* Problem to solve
The data below needs to be returned exactly, line for line.
***
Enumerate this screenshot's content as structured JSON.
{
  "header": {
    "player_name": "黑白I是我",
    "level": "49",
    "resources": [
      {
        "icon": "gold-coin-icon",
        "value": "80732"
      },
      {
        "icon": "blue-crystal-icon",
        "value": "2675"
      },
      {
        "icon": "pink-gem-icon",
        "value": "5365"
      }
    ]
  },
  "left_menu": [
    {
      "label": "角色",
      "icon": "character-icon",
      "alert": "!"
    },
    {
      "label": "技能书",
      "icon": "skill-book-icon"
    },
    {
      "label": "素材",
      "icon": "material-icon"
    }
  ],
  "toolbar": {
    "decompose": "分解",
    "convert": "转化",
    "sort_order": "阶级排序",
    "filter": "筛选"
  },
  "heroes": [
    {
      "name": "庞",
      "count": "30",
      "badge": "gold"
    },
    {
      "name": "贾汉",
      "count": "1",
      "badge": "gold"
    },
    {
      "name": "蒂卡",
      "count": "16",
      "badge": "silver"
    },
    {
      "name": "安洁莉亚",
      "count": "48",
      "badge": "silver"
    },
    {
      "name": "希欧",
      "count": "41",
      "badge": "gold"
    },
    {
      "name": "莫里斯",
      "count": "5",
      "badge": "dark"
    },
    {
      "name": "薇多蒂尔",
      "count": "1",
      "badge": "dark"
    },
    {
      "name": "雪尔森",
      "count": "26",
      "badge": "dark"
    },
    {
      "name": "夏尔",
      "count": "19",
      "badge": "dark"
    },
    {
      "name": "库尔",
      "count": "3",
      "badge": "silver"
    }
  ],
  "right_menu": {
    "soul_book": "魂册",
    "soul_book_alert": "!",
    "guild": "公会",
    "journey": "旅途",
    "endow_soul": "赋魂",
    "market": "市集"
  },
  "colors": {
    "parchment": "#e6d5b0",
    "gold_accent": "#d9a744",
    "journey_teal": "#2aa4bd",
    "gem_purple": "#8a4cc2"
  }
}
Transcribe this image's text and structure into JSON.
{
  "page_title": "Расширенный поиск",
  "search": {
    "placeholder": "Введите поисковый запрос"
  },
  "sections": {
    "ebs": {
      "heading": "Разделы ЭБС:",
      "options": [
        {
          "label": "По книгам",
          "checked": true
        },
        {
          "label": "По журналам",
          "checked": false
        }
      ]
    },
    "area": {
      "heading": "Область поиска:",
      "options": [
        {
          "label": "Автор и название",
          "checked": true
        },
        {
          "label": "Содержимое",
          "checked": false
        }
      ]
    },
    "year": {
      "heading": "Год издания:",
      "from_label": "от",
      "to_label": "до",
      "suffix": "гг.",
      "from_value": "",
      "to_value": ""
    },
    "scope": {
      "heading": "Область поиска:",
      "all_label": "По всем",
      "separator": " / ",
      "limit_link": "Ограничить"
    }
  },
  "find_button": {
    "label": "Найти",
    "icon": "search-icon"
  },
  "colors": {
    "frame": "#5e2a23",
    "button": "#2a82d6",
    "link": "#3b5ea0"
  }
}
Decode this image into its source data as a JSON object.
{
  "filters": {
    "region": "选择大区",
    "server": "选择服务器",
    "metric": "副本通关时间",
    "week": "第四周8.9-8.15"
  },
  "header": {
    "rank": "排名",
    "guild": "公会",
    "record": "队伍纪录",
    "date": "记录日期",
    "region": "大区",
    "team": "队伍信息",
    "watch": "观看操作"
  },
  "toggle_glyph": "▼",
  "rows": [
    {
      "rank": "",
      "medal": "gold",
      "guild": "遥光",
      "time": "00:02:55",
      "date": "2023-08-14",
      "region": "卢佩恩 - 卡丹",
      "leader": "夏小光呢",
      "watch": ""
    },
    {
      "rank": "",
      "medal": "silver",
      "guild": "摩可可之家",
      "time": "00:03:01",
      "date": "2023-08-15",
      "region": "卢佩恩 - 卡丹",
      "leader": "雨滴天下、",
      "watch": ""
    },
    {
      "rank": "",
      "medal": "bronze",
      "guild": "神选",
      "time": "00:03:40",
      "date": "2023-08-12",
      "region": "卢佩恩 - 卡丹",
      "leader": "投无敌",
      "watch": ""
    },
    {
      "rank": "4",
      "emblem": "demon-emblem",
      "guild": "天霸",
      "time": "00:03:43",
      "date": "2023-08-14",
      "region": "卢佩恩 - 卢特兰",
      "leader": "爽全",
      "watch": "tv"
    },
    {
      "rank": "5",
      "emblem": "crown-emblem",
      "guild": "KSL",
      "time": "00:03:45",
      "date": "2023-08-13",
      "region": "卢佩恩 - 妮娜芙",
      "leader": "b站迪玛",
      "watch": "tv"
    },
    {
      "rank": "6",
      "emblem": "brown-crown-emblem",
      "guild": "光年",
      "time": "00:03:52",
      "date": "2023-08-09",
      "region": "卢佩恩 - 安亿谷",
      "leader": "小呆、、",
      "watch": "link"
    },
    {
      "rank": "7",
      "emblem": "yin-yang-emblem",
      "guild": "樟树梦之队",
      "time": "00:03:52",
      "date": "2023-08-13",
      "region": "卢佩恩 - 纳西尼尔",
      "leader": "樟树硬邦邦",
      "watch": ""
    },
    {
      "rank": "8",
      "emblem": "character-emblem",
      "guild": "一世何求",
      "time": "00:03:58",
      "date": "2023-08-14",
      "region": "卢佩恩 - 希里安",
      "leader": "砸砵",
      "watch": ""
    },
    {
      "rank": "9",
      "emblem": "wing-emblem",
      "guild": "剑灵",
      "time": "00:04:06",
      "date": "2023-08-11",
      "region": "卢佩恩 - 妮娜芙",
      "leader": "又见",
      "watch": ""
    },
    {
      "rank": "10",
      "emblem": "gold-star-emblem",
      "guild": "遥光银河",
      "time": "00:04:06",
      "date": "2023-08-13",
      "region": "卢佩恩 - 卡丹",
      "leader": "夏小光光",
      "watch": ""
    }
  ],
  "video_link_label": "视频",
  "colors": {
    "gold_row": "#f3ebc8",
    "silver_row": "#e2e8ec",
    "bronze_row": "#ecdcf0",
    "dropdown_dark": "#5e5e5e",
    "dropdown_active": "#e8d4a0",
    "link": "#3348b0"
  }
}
***
* Solution for this problem
Enumerate this screenshot's content as structured JSON.
{
  "header": {
    "player_name": "黑白I是我",
    "level": "49",
    "resources": [
      {
        "icon": "gold-coin-icon",
        "value": "80732"
      },
      {
        "icon": "blue-crystal-icon",
        "value": "2675"
      },
      {
        "icon": "pink-gem-icon",
        "value": "5365"
      }
    ]
  },
  "left_menu": [
    {
      "label": "角色",
      "icon": "character-icon",
      "alert": "!"
    },
    {
      "label": "技能书",
      "icon": "skill-book-icon"
    },
    {
      "label": "素材",
      "icon": "material-icon"
    }
  ],
  "toolbar": {
    "decompose": "分解",
    "convert": "转化",
    "sort_order": "阶级排序",
    "filter": "筛选"
  },
  "heroes": [
    {
      "name": "庞",
      "count": "30",
      "badge": "gold"
    },
    {
      "name": "贾汉",
      "count": "1",
      "badge": "gold"
    },
    {
      "name": "蒂卡",
      "count": "16",
      "badge": "silver"
    },
    {
      "name": "安洁莉亚",
      "count": "48",
      "badge": "silver"
    },
    {
      "name": "希欧",
      "count": "41",
      "badge": "gold"
    },
    {
      "name": "莫里斯",
      "count": "5",
      "badge": "dark"
    },
    {
      "name": "薇多蒂尔",
      "count": "1",
      "badge": "dark"
    },
    {
      "name": "雪尔森",
      "count": "26",
      "badge": "dark"
    },
    {
      "name": "夏尔",
      "count": "19",
      "badge": "dark"
    },
    {
      "name": "库尔",
      "count": "3",
      "badge": "silver"
    }
  ],
  "right_menu": {
    "soul_book": "魂册",
    "soul_book_alert": "!",
    "guild": "公会",
    "journey": "旅途",
    "endow_soul": "赋魂",
    "market": "市集"
  },
  "colors": {
    "parchment": "#e6d5b0",
    "gold_accent": "#d9a744",
    "journey_teal": "#2aa4bd",
    "gem_purple": "#8a4cc2"
  }
}
Transcribe this image's text and structure into JSON.
{
  "page_title": "Расширенный поиск",
  "search": {
    "placeholder": "Введите поисковый запрос"
  },
  "sections": {
    "ebs": {
      "heading": "Разделы ЭБС:",
      "options": [
        {
          "label": "По книгам",
          "checked": true
        },
        {
          "label": "По журналам",
          "checked": false
        }
      ]
    },
    "area": {
      "heading": "Область поиска:",
      "options": [
        {
          "label": "Автор и название",
          "checked": true
        },
        {
          "label": "Содержимое",
          "checked": false
        }
      ]
    },
    "year": {
      "heading": "Год издания:",
      "from_label": "от",
      "to_label": "до",
      "suffix": "гг.",
      "from_value": "",
      "to_value": ""
    },
    "scope": {
      "heading": "Область поиска:",
      "all_label": "По всем",
      "separator": " / ",
      "limit_link": "Ограничить"
    }
  },
  "find_button": {
    "label": "Найти",
    "icon": "search-icon"
  },
  "colors": {
    "frame": "#5e2a23",
    "button": "#2a82d6",
    "link": "#3b5ea0"
  }
}
Decode this image into its source data as a JSON object.
{
  "filters": {
    "region": "选择大区",
    "server": "选择服务器",
    "metric": "副本通关时间",
    "week": "第四周8.9-8.15"
  },
  "header": {
    "rank": "排名",
    "guild": "公会",
    "record": "队伍纪录",
    "date": "记录日期",
    "region": "大区",
    "team": "队伍信息",
    "watch": "观看操作"
  },
  "toggle_glyph": "▼",
  "rows": [
    {
      "rank": "",
      "medal": "gold",
      "guild": "遥光",
      "time": "00:02:55",
      "date": "2023-08-14",
      "region": "卢佩恩 - 卡丹",
      "leader": "夏小光呢",
      "watch": ""
    },
    {
      "rank": "",
      "medal": "silver",
      "guild": "摩可可之家",
      "time": "00:03:01",
      "date": "2023-08-15",
      "region": "卢佩恩 - 卡丹",
      "leader": "雨滴天下、",
      "watch": ""
    },
    {
      "rank": "",
      "medal": "bronze",
      "guild": "神选",
      "time": "00:03:40",
      "date": "2023-08-12",
      "region": "卢佩恩 - 卡丹",
      "leader": "投无敌",
      "watch": ""
    },
    {
      "rank": "4",
      "emblem": "demon-emblem",
      "guild": "天霸",
      "time": "00:03:43",
      "date": "2023-08-14",
      "region": "卢佩恩 - 卢特兰",
      "leader": "爽全",
      "watch": "tv"
    },
    {
      "rank": "5",
      "emblem": "crown-emblem",
      "guild": "KSL",
      "time": "00:03:45",
      "date": "2023-08-13",
      "region": "卢佩恩 - 妮娜芙",
      "leader": "b站迪玛",
      "watch": "tv"
    },
    {
      "rank": "6",
      "emblem": "brown-crown-emblem",
      "guild": "光年",
      "time": "00:03:52",
      "date": "2023-08-09",
      "region": "卢佩恩 - 安亿谷",
      "leader": "小呆、、",
      "watch": "link"
    },
    {
      "rank": "7",
      "emblem": "yin-yang-emblem",
      "guild": "樟树梦之队",
      "time": "00:03:52",
      "date": "2023-08-13",
      "region": "卢佩恩 - 纳西尼尔",
      "leader": "樟树硬邦邦",
      "watch": ""
    },
    {
      "rank": "8",
      "emblem": "character-emblem",
      "guild": "一世何求",
      "time": "00:03:58",
      "date": "2023-08-14",
      "region": "卢佩恩 - 希里安",
      "leader": "砸砵",
      "watch": ""
    },
    {
      "rank": "9",
      "emblem": "wing-emblem",
      "guild": "剑灵",
      "time": "00:04:06",
      "date": "2023-08-11",
      "region": "卢佩恩 - 妮娜芙",
      "leader": "又见",
      "watch": ""
    },
    {
      "rank": "10",
      "emblem": "gold-star-emblem",
      "guild": "遥光银河",
      "time": "00:04:06",
      "date": "2023-08-13",
      "region": "卢佩恩 - 卡丹",
      "leader": "夏小光光",
      "watch": ""
    }
  ],
  "video_link_label": "视频",
  "colors": {
    "gold_row": "#f3ebc8",
    "silver_row": "#e2e8ec",
    "bronze_row": "#ecdcf0",
    "dropdown_dark": "#5e5e5e",
    "dropdown_active": "#e8d4a0",
    "link": "#3348b0"
  }
}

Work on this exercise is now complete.